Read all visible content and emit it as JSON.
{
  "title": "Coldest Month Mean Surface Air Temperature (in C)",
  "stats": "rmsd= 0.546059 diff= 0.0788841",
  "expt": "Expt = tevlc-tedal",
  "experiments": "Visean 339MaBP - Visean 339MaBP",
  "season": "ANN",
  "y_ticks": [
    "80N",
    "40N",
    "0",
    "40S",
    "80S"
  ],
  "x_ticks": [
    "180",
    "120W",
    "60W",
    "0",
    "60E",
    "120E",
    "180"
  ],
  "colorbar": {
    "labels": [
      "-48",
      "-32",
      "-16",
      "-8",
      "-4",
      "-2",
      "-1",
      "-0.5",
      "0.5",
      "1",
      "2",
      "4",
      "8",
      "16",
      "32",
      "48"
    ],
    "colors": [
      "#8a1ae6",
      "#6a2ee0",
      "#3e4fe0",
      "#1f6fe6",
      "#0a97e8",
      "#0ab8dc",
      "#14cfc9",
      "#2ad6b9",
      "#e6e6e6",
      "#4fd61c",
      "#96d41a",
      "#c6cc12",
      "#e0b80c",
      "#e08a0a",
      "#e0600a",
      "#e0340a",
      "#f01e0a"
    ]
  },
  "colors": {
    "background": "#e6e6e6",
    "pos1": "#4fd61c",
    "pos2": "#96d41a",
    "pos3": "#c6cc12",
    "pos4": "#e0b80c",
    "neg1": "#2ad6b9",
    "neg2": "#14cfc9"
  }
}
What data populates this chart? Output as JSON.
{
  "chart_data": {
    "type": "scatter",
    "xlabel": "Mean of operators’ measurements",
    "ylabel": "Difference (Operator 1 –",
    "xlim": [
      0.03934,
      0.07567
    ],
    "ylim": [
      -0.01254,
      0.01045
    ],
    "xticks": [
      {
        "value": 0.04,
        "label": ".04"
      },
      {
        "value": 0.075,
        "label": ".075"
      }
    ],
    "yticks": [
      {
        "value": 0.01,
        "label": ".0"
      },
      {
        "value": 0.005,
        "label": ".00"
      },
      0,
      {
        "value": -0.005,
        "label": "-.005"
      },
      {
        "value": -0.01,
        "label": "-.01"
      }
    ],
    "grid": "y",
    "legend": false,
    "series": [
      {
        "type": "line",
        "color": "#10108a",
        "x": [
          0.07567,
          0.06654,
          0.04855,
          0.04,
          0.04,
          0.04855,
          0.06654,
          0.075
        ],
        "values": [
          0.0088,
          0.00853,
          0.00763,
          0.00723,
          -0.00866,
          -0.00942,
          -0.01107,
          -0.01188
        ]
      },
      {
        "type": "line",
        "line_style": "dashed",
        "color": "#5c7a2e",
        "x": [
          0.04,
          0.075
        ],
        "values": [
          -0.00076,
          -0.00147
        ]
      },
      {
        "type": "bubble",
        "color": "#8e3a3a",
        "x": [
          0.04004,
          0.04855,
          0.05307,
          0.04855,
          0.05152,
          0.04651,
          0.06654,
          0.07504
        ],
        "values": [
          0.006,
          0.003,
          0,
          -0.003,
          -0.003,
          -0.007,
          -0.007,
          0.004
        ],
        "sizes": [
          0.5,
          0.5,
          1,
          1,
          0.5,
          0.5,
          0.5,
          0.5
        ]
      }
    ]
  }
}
---*---
- _Instruction_
Copy the lines from the entries above in which the word "type" appears.

- _Final result_
    "type": "scatter",
        "type": "line",
        "type": "line",
        "type": "bubble",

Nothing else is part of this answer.